==== Data excerpts

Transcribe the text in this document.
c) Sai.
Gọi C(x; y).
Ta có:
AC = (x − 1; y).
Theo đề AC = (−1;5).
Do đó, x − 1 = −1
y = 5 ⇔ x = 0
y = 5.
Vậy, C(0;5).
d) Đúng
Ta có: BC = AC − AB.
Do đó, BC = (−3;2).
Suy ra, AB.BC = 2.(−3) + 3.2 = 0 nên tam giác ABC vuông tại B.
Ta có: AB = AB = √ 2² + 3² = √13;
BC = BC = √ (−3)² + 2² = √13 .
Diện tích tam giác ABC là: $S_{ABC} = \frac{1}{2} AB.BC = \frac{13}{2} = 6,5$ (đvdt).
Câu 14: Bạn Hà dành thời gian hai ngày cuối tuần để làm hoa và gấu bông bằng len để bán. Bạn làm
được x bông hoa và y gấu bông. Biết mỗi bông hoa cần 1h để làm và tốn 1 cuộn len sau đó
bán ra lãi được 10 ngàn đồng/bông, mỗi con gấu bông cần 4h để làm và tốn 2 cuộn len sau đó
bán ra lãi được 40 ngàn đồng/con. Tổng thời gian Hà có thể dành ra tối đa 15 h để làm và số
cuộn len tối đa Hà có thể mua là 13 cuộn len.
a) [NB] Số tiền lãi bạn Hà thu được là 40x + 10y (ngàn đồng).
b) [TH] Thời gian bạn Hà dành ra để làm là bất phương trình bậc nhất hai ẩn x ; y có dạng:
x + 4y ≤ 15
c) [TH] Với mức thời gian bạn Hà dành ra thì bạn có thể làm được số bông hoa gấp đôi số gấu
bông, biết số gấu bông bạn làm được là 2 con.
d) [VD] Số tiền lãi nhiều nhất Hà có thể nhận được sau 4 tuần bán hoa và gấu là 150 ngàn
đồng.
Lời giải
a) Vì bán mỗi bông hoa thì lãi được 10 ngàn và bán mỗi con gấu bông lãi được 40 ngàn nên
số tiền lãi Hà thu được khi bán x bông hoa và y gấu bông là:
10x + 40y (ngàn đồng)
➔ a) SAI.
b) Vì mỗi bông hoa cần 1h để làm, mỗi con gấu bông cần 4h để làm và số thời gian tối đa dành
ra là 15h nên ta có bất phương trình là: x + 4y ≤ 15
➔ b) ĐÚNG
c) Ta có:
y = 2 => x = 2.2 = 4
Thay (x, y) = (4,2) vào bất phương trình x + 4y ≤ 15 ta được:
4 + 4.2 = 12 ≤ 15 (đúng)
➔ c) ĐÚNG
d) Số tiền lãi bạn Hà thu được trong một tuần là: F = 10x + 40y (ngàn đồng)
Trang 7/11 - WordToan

========

- Goal
Write the material out exactly, with nothing left out.

- Written solution
Transcribe the text in this document.
c) Sai.
Gọi C(x; y).
Ta có:
AC = (x − 1; y).
Theo đề AC = (−1;5).
Do đó, x − 1 = −1
y = 5 ⇔ x = 0
y = 5.
Vậy, C(0;5).
d) Đúng
Ta có: BC = AC − AB.
Do đó, BC = (−3;2).
Suy ra, AB.BC = 2.(−3) + 3.2 = 0 nên tam giác ABC vuông tại B.
Ta có: AB = AB = √ 2² + 3² = √13;
BC = BC = √ (−3)² + 2² = √13 .
Diện tích tam giác ABC là: $S_{ABC} = \frac{1}{2} AB.BC = \frac{13}{2} = 6,5$ (đvdt).
Câu 14: Bạn Hà dành thời gian hai ngày cuối tuần để làm hoa và gấu bông bằng len để bán. Bạn làm
được x bông hoa và y gấu bông. Biết mỗi bông hoa cần 1h để làm và tốn 1 cuộn len sau đó
bán ra lãi được 10 ngàn đồng/bông, mỗi con gấu bông cần 4h để làm và tốn 2 cuộn len sau đó
bán ra lãi được 40 ngàn đồng/con. Tổng thời gian Hà có thể dành ra tối đa 15 h để làm và số
cuộn len tối đa Hà có thể mua là 13 cuộn len.
a) [NB] Số tiền lãi bạn Hà thu được là 40x + 10y (ngàn đồng).
b) [TH] Thời gian bạn Hà dành ra để làm là bất phương trình bậc nhất hai ẩn x ; y có dạng:
x + 4y ≤ 15
c) [TH] Với mức thời gian bạn Hà dành ra thì bạn có thể làm được số bông hoa gấp đôi số gấu
bông, biết số gấu bông bạn làm được là 2 con.
d) [VD] Số tiền lãi nhiều nhất Hà có thể nhận được sau 4 tuần bán hoa và gấu là 150 ngàn
đồng.
Lời giải
a) Vì bán mỗi bông hoa thì lãi được 10 ngàn và bán mỗi con gấu bông lãi được 40 ngàn nên
số tiền lãi Hà thu được khi bán x bông hoa và y gấu bông là:
10x + 40y (ngàn đồng)
➔ a) SAI.
b) Vì mỗi bông hoa cần 1h để làm, mỗi con gấu bông cần 4h để làm và số thời gian tối đa dành
ra là 15h nên ta có bất phương trình là: x + 4y ≤ 15
➔ b) ĐÚNG
c) Ta có:
y = 2 => x = 2.2 = 4
Thay (x, y) = (4,2) vào bất phương trình x + 4y ≤ 15 ta được:
4 + 4.2 = 12 ≤ 15 (đúng)
➔ c) ĐÚNG
d) Số tiền lãi bạn Hà thu được trong một tuần là: F = 10x + 40y (ngàn đồng)
Trang 7/11 - WordToan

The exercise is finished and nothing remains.